Figure record extracts
::::
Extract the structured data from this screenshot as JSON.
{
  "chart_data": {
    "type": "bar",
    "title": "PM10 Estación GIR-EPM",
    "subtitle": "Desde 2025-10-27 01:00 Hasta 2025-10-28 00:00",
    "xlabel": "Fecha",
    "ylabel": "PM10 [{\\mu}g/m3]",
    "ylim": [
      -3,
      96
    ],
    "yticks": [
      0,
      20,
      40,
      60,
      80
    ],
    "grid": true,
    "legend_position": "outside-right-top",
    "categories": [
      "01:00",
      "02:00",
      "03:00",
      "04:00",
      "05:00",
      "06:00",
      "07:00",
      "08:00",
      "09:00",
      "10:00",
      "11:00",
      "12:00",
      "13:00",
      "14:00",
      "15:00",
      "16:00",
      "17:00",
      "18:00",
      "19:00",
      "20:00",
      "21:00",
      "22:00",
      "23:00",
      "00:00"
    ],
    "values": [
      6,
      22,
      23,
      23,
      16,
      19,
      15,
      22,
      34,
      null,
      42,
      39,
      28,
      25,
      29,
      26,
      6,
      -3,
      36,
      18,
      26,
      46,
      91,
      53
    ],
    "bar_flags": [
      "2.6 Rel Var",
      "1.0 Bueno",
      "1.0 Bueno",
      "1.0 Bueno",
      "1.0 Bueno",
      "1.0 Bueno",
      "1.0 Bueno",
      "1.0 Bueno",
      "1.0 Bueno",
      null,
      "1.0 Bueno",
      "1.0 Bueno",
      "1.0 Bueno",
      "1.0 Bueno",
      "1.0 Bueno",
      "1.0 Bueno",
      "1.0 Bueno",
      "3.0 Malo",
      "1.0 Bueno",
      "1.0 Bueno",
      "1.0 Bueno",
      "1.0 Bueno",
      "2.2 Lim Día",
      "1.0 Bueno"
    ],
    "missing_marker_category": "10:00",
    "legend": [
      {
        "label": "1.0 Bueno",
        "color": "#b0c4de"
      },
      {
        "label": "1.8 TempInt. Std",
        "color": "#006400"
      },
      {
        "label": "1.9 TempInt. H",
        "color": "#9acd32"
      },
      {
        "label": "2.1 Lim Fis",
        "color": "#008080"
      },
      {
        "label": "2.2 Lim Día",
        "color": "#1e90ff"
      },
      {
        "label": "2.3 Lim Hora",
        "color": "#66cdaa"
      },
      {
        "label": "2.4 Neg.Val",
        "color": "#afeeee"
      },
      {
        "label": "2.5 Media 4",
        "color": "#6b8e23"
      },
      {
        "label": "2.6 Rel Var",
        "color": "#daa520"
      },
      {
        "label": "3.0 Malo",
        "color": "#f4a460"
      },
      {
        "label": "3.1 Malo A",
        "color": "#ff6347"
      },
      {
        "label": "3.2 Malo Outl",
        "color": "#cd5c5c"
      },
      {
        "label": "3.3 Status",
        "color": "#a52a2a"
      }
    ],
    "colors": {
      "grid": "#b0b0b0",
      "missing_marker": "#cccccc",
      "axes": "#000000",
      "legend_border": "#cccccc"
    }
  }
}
::::
[CHALLENGE]:
Filter out all lines lacking the word "cccccc" and copy the rest.

[OUTPUT FOR THIS TASK]:
      "missing_marker": "#cccccc",
      "legend_border": "#cccccc"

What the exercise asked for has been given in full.